▶ [Input material]

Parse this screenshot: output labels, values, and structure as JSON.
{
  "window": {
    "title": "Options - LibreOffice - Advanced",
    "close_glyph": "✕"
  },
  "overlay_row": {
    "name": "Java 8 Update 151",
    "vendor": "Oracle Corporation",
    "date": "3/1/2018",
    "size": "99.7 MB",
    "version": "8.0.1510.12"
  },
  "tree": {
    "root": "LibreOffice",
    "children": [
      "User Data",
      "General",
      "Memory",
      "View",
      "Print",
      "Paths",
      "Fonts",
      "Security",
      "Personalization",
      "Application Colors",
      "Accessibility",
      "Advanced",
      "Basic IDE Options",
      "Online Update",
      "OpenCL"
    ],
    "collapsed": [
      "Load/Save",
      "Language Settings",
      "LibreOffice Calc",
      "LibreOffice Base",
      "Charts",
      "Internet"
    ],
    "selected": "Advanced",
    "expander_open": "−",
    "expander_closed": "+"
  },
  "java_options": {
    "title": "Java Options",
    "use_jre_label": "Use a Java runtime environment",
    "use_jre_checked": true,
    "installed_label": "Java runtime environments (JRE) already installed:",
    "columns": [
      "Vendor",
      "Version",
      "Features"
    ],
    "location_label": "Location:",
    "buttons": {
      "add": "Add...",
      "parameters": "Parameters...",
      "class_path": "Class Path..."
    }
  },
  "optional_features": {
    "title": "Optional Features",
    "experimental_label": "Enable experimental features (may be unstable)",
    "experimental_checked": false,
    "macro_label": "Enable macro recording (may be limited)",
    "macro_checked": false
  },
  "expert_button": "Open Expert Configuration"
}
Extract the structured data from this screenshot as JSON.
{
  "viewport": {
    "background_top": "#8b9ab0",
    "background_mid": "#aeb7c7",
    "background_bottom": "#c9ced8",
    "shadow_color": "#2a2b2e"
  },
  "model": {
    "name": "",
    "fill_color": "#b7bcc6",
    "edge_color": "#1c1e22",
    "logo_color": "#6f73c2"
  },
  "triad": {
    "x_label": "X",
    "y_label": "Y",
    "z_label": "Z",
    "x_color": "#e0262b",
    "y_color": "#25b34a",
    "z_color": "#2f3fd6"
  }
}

▶ [What you need to do]
Repeat every entry word for word.

▶ [Answer in full]
Parse this screenshot: output labels, values, and structure as JSON.
{
  "window": {
    "title": "Options - LibreOffice - Advanced",
    "close_glyph": "✕"
  },
  "overlay_row": {
    "name": "Java 8 Update 151",
    "vendor": "Oracle Corporation",
    "date": "3/1/2018",
    "size": "99.7 MB",
    "version": "8.0.1510.12"
  },
  "tree": {
    "root": "LibreOffice",
    "children": [
      "User Data",
      "General",
      "Memory",
      "View",
      "Print",
      "Paths",
      "Fonts",
      "Security",
      "Personalization",
      "Application Colors",
      "Accessibility",
      "Advanced",
      "Basic IDE Options",
      "Online Update",
      "OpenCL"
    ],
    "collapsed": [
      "Load/Save",
      "Language Settings",
      "LibreOffice Calc",
      "LibreOffice Base",
      "Charts",
      "Internet"
    ],
    "selected": "Advanced",
    "expander_open": "−",
    "expander_closed": "+"
  },
  "java_options": {
    "title": "Java Options",
    "use_jre_label": "Use a Java runtime environment",
    "use_jre_checked": true,
    "installed_label": "Java runtime environments (JRE) already installed:",
    "columns": [
      "Vendor",
      "Version",
      "Features"
    ],
    "location_label": "Location:",
    "buttons": {
      "add": "Add...",
      "parameters": "Parameters...",
      "class_path": "Class Path..."
    }
  },
  "optional_features": {
    "title": "Optional Features",
    "experimental_label": "Enable experimental features (may be unstable)",
    "experimental_checked": false,
    "macro_label": "Enable macro recording (may be limited)",
    "macro_checked": false
  },
  "expert_button": "Open Expert Configuration"
}
Extract the structured data from this screenshot as JSON.
{
  "viewport": {
    "background_top": "#8b9ab0",
    "background_mid": "#aeb7c7",
    "background_bottom": "#c9ced8",
    "shadow_color": "#2a2b2e"
  },
  "model": {
    "name": "",
    "fill_color": "#b7bcc6",
    "edge_color": "#1c1e22",
    "logo_color": "#6f73c2"
  },
  "triad": {
    "x_label": "X",
    "y_label": "Y",
    "z_label": "Z",
    "x_color": "#e0262b",
    "y_color": "#25b34a",
    "z_color": "#2f3fd6"
  }
}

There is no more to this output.